>>
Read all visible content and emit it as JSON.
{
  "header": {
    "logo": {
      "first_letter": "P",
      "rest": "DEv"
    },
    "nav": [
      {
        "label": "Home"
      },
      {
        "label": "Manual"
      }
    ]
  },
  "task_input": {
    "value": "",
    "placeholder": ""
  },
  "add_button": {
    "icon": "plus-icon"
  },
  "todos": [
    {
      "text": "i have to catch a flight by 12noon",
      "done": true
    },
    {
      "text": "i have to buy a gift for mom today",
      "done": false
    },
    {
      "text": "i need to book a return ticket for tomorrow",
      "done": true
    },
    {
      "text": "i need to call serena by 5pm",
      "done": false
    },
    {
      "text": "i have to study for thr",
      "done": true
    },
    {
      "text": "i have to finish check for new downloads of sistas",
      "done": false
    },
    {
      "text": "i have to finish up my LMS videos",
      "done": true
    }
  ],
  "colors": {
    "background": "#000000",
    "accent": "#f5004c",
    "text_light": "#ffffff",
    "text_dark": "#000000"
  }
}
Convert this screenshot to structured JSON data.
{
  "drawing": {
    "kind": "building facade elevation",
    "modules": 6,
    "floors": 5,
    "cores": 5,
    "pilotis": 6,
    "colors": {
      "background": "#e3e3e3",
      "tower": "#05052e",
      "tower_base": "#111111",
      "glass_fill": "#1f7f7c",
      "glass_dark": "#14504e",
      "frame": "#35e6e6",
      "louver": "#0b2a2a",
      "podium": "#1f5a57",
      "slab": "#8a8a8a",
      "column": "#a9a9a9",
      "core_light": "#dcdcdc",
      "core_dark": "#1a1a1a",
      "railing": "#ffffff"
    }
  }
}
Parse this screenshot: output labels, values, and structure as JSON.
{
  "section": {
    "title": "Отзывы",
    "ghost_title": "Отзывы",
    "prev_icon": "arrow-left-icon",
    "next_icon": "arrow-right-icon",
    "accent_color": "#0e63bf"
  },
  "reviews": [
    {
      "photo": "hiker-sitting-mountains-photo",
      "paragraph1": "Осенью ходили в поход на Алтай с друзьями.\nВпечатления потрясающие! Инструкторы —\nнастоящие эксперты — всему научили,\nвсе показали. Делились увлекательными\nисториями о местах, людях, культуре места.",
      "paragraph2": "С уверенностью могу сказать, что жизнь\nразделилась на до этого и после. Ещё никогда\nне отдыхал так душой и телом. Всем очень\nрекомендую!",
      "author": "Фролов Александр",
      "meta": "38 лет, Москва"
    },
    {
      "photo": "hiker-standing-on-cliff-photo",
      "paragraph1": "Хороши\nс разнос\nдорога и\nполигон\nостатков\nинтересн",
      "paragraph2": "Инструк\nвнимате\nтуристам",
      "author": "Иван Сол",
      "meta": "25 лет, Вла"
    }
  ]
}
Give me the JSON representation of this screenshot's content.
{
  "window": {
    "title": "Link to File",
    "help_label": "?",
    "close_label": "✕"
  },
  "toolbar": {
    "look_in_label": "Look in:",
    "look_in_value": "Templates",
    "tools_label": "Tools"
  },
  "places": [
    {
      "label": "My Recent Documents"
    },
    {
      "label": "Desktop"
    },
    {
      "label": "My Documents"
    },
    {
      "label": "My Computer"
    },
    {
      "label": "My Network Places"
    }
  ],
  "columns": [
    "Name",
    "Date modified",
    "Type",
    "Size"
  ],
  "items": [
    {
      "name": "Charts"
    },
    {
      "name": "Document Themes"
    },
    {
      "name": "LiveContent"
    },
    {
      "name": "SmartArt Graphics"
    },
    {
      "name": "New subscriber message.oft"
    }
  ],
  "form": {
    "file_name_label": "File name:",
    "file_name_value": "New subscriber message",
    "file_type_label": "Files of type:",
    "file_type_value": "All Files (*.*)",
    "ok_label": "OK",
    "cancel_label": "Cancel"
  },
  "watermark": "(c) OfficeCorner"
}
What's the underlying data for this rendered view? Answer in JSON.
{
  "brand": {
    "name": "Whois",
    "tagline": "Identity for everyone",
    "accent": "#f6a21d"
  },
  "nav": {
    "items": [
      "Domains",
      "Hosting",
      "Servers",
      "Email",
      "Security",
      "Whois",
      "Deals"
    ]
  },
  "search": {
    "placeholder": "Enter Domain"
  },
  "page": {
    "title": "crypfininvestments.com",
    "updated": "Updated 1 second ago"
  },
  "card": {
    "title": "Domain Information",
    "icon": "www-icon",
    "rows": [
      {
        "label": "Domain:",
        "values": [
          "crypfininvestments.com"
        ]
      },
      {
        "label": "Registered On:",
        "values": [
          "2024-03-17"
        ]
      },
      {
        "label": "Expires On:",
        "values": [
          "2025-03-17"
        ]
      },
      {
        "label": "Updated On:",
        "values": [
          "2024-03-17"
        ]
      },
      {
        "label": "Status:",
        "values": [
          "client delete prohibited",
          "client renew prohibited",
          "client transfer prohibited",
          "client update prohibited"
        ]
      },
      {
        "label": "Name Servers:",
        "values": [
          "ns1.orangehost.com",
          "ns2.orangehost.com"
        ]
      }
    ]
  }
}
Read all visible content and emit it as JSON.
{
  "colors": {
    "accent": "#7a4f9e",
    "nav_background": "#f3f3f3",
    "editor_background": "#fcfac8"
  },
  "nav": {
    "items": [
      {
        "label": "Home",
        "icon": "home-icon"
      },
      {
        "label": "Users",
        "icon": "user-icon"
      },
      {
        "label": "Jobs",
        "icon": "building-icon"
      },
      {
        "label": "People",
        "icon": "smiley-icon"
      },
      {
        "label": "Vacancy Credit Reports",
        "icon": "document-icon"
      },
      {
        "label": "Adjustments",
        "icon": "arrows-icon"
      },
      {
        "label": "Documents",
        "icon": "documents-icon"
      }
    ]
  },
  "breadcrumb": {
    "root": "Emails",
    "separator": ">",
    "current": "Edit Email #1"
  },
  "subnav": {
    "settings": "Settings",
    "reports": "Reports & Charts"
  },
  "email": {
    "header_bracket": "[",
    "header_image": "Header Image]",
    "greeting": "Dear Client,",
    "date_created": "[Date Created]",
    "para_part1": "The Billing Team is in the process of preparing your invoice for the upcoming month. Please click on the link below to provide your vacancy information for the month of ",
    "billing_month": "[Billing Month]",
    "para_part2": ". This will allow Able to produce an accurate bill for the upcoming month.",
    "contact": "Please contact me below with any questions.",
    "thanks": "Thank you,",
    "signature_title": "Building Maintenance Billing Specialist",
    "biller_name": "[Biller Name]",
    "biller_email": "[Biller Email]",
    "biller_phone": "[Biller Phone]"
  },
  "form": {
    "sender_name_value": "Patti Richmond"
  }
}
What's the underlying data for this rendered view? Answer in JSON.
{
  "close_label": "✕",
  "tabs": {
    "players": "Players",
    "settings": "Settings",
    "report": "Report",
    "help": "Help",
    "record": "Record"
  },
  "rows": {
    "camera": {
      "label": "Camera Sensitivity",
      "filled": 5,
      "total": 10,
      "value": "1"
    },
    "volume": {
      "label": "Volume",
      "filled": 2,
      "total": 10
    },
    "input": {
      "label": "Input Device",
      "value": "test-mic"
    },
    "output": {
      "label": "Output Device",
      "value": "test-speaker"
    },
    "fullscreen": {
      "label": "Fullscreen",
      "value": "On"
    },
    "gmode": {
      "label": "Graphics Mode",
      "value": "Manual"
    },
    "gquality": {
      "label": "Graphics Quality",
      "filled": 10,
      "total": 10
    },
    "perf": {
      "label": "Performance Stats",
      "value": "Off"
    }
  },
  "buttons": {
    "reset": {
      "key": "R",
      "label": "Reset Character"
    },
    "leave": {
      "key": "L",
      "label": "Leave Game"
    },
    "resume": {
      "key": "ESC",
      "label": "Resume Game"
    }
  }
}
<<
- _What is asked_
Give the records above again, word for word.

- _Answer for the task_
Read all visible content and emit it as JSON.
{
  "header": {
    "logo": {
      "first_letter": "P",
      "rest": "DEv"
    },
    "nav": [
      {
        "label": "Home"
      },
      {
        "label": "Manual"
      }
    ]
  },
  "task_input": {
    "value": "",
    "placeholder": ""
  },
  "add_button": {
    "icon": "plus-icon"
  },
  "todos": [
    {
      "text": "i have to catch a flight by 12noon",
      "done": true
    },
    {
      "text": "i have to buy a gift for mom today",
      "done": false
    },
    {
      "text": "i need to book a return ticket for tomorrow",
      "done": true
    },
    {
      "text": "i need to call serena by 5pm",
      "done": false
    },
    {
      "text": "i have to study for thr",
      "done": true
    },
    {
      "text": "i have to finish check for new downloads of sistas",
      "done": false
    },
    {
      "text": "i have to finish up my LMS videos",
      "done": true
    }
  ],
  "colors": {
    "background": "#000000",
    "accent": "#f5004c",
    "text_light": "#ffffff",
    "text_dark": "#000000"
  }
}
Convert this screenshot to structured JSON data.
{
  "drawing": {
    "kind": "building facade elevation",
    "modules": 6,
    "floors": 5,
    "cores": 5,
    "pilotis": 6,
    "colors": {
      "background": "#e3e3e3",
      "tower": "#05052e",
      "tower_base": "#111111",
      "glass_fill": "#1f7f7c",
      "glass_dark": "#14504e",
      "frame": "#35e6e6",
      "louver": "#0b2a2a",
      "podium": "#1f5a57",
      "slab": "#8a8a8a",
      "column": "#a9a9a9",
      "core_light": "#dcdcdc",
      "core_dark": "#1a1a1a",
      "railing": "#ffffff"
    }
  }
}
Parse this screenshot: output labels, values, and structure as JSON.
{
  "section": {
    "title": "Отзывы",
    "ghost_title": "Отзывы",
    "prev_icon": "arrow-left-icon",
    "next_icon": "arrow-right-icon",
    "accent_color": "#0e63bf"
  },
  "reviews": [
    {
      "photo": "hiker-sitting-mountains-photo",
      "paragraph1": "Осенью ходили в поход на Алтай с друзьями.\nВпечатления потрясающие! Инструкторы —\nнастоящие эксперты — всему научили,\nвсе показали. Делились увлекательными\nисториями о местах, людях, культуре места.",
      "paragraph2": "С уверенностью могу сказать, что жизнь\nразделилась на до этого и после. Ещё никогда\nне отдыхал так душой и телом. Всем очень\nрекомендую!",
      "author": "Фролов Александр",
      "meta": "38 лет, Москва"
    },
    {
      "photo": "hiker-standing-on-cliff-photo",
      "paragraph1": "Хороши\nс разнос\nдорога и\nполигон\nостатков\nинтересн",
      "paragraph2": "Инструк\nвнимате\nтуристам",
      "author": "Иван Сол",
      "meta": "25 лет, Вла"
    }
  ]
}
Give me the JSON representation of this screenshot's content.
{
  "window": {
    "title": "Link to File",
    "help_label": "?",
    "close_label": "✕"
  },
  "toolbar": {
    "look_in_label": "Look in:",
    "look_in_value": "Templates",
    "tools_label": "Tools"
  },
  "places": [
    {
      "label": "My Recent Documents"
    },
    {
      "label": "Desktop"
    },
    {
      "label": "My Documents"
    },
    {
      "label": "My Computer"
    },
    {
      "label": "My Network Places"
    }
  ],
  "columns": [
    "Name",
    "Date modified",
    "Type",
    "Size"
  ],
  "items": [
    {
      "name": "Charts"
    },
    {
      "name": "Document Themes"
    },
    {
      "name": "LiveContent"
    },
    {
      "name": "SmartArt Graphics"
    },
    {
      "name": "New subscriber message.oft"
    }
  ],
  "form": {
    "file_name_label": "File name:",
    "file_name_value": "New subscriber message",
    "file_type_label": "Files of type:",
    "file_type_value": "All Files (*.*)",
    "ok_label": "OK",
    "cancel_label": "Cancel"
  },
  "watermark": "(c) OfficeCorner"
}
What's the underlying data for this rendered view? Answer in JSON.
{
  "brand": {
    "name": "Whois",
    "tagline": "Identity for everyone",
    "accent": "#f6a21d"
  },
  "nav": {
    "items": [
      "Domains",
      "Hosting",
      "Servers",
      "Email",
      "Security",
      "Whois",
      "Deals"
    ]
  },
  "search": {
    "placeholder": "Enter Domain"
  },
  "page": {
    "title": "crypfininvestments.com",
    "updated": "Updated 1 second ago"
  },
  "card": {
    "title": "Domain Information",
    "icon": "www-icon",
    "rows": [
      {
        "label": "Domain:",
        "values": [
          "crypfininvestments.com"
        ]
      },
      {
        "label": "Registered On:",
        "values": [
          "2024-03-17"
        ]
      },
      {
        "label": "Expires On:",
        "values": [
          "2025-03-17"
        ]
      },
      {
        "label": "Updated On:",
        "values": [
          "2024-03-17"
        ]
      },
      {
        "label": "Status:",
        "values": [
          "client delete prohibited",
          "client renew prohibited",
          "client transfer prohibited",
          "client update prohibited"
        ]
      },
      {
        "label": "Name Servers:",
        "values": [
          "ns1.orangehost.com",
          "ns2.orangehost.com"
        ]
      }
    ]
  }
}
Read all visible content and emit it as JSON.
{
  "colors": {
    "accent": "#7a4f9e",
    "nav_background": "#f3f3f3",
    "editor_background": "#fcfac8"
  },
  "nav": {
    "items": [
      {
        "label": "Home",
        "icon": "home-icon"
      },
      {
        "label": "Users",
        "icon": "user-icon"
      },
      {
        "label": "Jobs",
        "icon": "building-icon"
      },
      {
        "label": "People",
        "icon": "smiley-icon"
      },
      {
        "label": "Vacancy Credit Reports",
        "icon": "document-icon"
      },
      {
        "label": "Adjustments",
        "icon": "arrows-icon"
      },
      {
        "label": "Documents",
        "icon": "documents-icon"
      }
    ]
  },
  "breadcrumb": {
    "root": "Emails",
    "separator": ">",
    "current": "Edit Email #1"
  },
  "subnav": {
    "settings": "Settings",
    "reports": "Reports & Charts"
  },
  "email": {
    "header_bracket": "[",
    "header_image": "Header Image]",
    "greeting": "Dear Client,",
    "date_created": "[Date Created]",
    "para_part1": "The Billing Team is in the process of preparing your invoice for the upcoming month. Please click on the link below to provide your vacancy information for the month of ",
    "billing_month": "[Billing Month]",
    "para_part2": ". This will allow Able to produce an accurate bill for the upcoming month.",
    "contact": "Please contact me below with any questions.",
    "thanks": "Thank you,",
    "signature_title": "Building Maintenance Billing Specialist",
    "biller_name": "[Biller Name]",
    "biller_email": "[Biller Email]",
    "biller_phone": "[Biller Phone]"
  },
  "form": {
    "sender_name_value": "Patti Richmond"
  }
}
What's the underlying data for this rendered view? Answer in JSON.
{
  "close_label": "✕",
  "tabs": {
    "players": "Players",
    "settings": "Settings",
    "report": "Report",
    "help": "Help",
    "record": "Record"
  },
  "rows": {
    "camera": {
      "label": "Camera Sensitivity",
      "filled": 5,
      "total": 10,
      "value": "1"
    },
    "volume": {
      "label": "Volume",
      "filled": 2,
      "total": 10
    },
    "input": {
      "label": "Input Device",
      "value": "test-mic"
    },
    "output": {
      "label": "Output Device",
      "value": "test-speaker"
    },
    "fullscreen": {
      "label": "Fullscreen",
      "value": "On"
    },
    "gmode": {
      "label": "Graphics Mode",
      "value": "Manual"
    },
    "gquality": {
      "label": "Graphics Quality",
      "filled": 10,
      "total": 10
    },
    "perf": {
      "label": "Performance Stats",
      "value": "Off"
    }
  },
  "buttons": {
    "reset": {
      "key": "R",
      "label": "Reset Character"
    },
    "leave": {
      "key": "L",
      "label": "Leave Game"
    },
    "resume": {
      "key": "ESC",
      "label": "Resume Game"
    }
  }
}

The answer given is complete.